PROBLEM DESCRIPTION
Can you write out all the lines word for word, with no pictures?

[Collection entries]
-- Begin --

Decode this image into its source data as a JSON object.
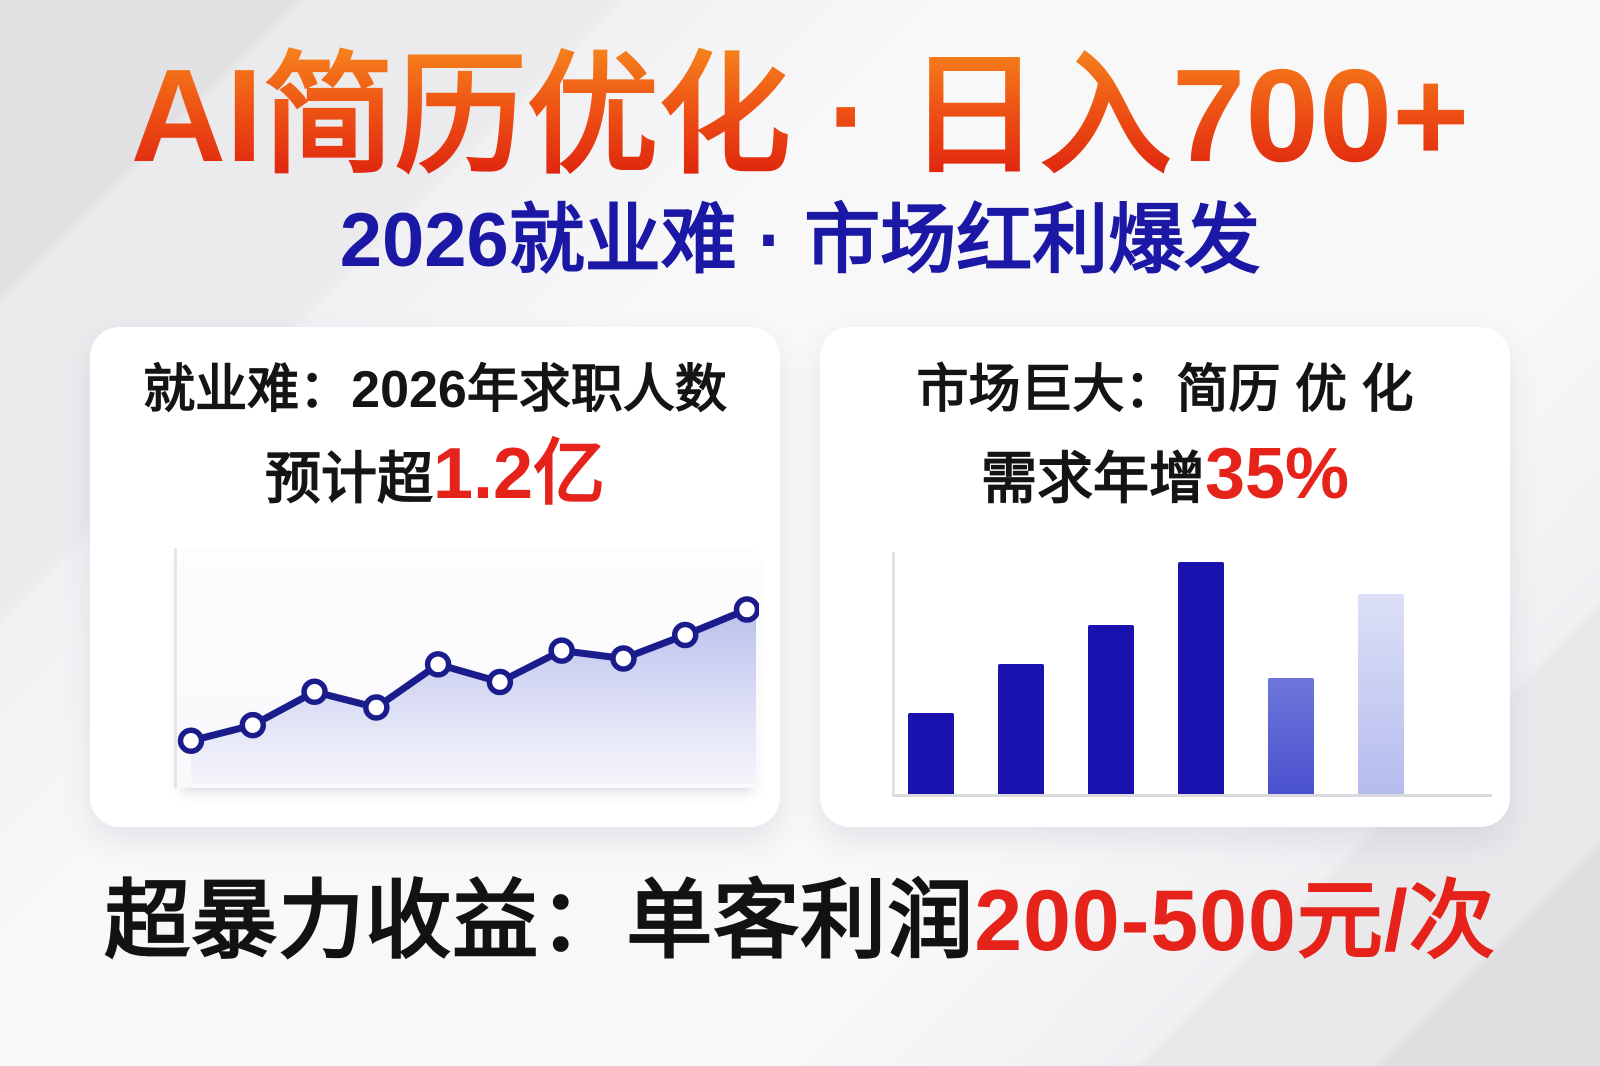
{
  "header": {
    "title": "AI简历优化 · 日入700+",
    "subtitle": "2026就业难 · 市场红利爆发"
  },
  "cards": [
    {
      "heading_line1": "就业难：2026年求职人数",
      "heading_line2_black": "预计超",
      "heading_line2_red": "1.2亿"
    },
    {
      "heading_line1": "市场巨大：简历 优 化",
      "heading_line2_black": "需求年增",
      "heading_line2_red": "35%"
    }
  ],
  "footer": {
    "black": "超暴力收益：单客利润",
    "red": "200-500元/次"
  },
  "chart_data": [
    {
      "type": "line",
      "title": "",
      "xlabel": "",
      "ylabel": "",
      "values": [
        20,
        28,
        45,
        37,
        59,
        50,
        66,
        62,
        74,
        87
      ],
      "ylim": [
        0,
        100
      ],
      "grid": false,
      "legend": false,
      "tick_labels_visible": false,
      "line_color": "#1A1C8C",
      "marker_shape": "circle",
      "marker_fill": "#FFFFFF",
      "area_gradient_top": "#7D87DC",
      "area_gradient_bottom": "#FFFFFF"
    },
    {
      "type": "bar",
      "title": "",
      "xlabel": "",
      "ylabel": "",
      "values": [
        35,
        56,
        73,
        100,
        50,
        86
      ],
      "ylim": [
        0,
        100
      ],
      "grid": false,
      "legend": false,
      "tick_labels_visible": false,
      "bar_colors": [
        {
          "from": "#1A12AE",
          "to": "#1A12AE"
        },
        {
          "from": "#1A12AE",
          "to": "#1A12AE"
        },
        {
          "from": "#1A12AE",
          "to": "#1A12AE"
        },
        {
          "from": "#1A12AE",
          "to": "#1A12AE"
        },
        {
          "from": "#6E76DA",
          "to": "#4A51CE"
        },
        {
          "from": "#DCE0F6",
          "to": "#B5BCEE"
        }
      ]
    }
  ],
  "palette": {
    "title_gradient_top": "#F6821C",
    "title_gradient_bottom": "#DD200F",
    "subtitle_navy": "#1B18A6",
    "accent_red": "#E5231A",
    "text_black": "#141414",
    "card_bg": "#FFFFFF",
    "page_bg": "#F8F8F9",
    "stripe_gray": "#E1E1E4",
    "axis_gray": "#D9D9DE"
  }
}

-- End --

EXERCISE OUTPUT
Decode this image into its source data as a JSON object.
{
  "header": {
    "title": "AI简历优化 · 日入700+",
    "subtitle": "2026就业难 · 市场红利爆发"
  },
  "cards": [
    {
      "heading_line1": "就业难：2026年求职人数",
      "heading_line2_black": "预计超",
      "heading_line2_red": "1.2亿"
    },
    {
      "heading_line1": "市场巨大：简历 优 化",
      "heading_line2_black": "需求年增",
      "heading_line2_red": "35%"
    }
  ],
  "footer": {
    "black": "超暴力收益：单客利润",
    "red": "200-500元/次"
  },
  "chart_data": [
    {
      "type": "line",
      "title": "",
      "xlabel": "",
      "ylabel": "",
      "values": [
        20,
        28,
        45,
        37,
        59,
        50,
        66,
        62,
        74,
        87
      ],
      "ylim": [
        0,
        100
      ],
      "grid": false,
      "legend": false,
      "tick_labels_visible": false,
      "line_color": "#1A1C8C",
      "marker_shape": "circle",
      "marker_fill": "#FFFFFF",
      "area_gradient_top": "#7D87DC",
      "area_gradient_bottom": "#FFFFFF"
    },
    {
      "type": "bar",
      "title": "",
      "xlabel": "",
      "ylabel": "",
      "values": [
        35,
        56,
        73,
        100,
        50,
        86
      ],
      "ylim": [
        0,
        100
      ],
      "grid": false,
      "legend": false,
      "tick_labels_visible": false,
      "bar_colors": [
        {
          "from": "#1A12AE",
          "to": "#1A12AE"
        },
        {
          "from": "#1A12AE",
          "to": "#1A12AE"
        },
        {
          "from": "#1A12AE",
          "to": "#1A12AE"
        },
        {
          "from": "#1A12AE",
          "to": "#1A12AE"
        },
        {
          "from": "#6E76DA",
          "to": "#4A51CE"
        },
        {
          "from": "#DCE0F6",
          "to": "#B5BCEE"
        }
      ]
    }
  ],
  "palette": {
    "title_gradient_top": "#F6821C",
    "title_gradient_bottom": "#DD200F",
    "subtitle_navy": "#1B18A6",
    "accent_red": "#E5231A",
    "text_black": "#141414",
    "card_bg": "#FFFFFF",
    "page_bg": "#F8F8F9",
    "stripe_gray": "#E1E1E4",
    "axis_gray": "#D9D9DE"
  }
}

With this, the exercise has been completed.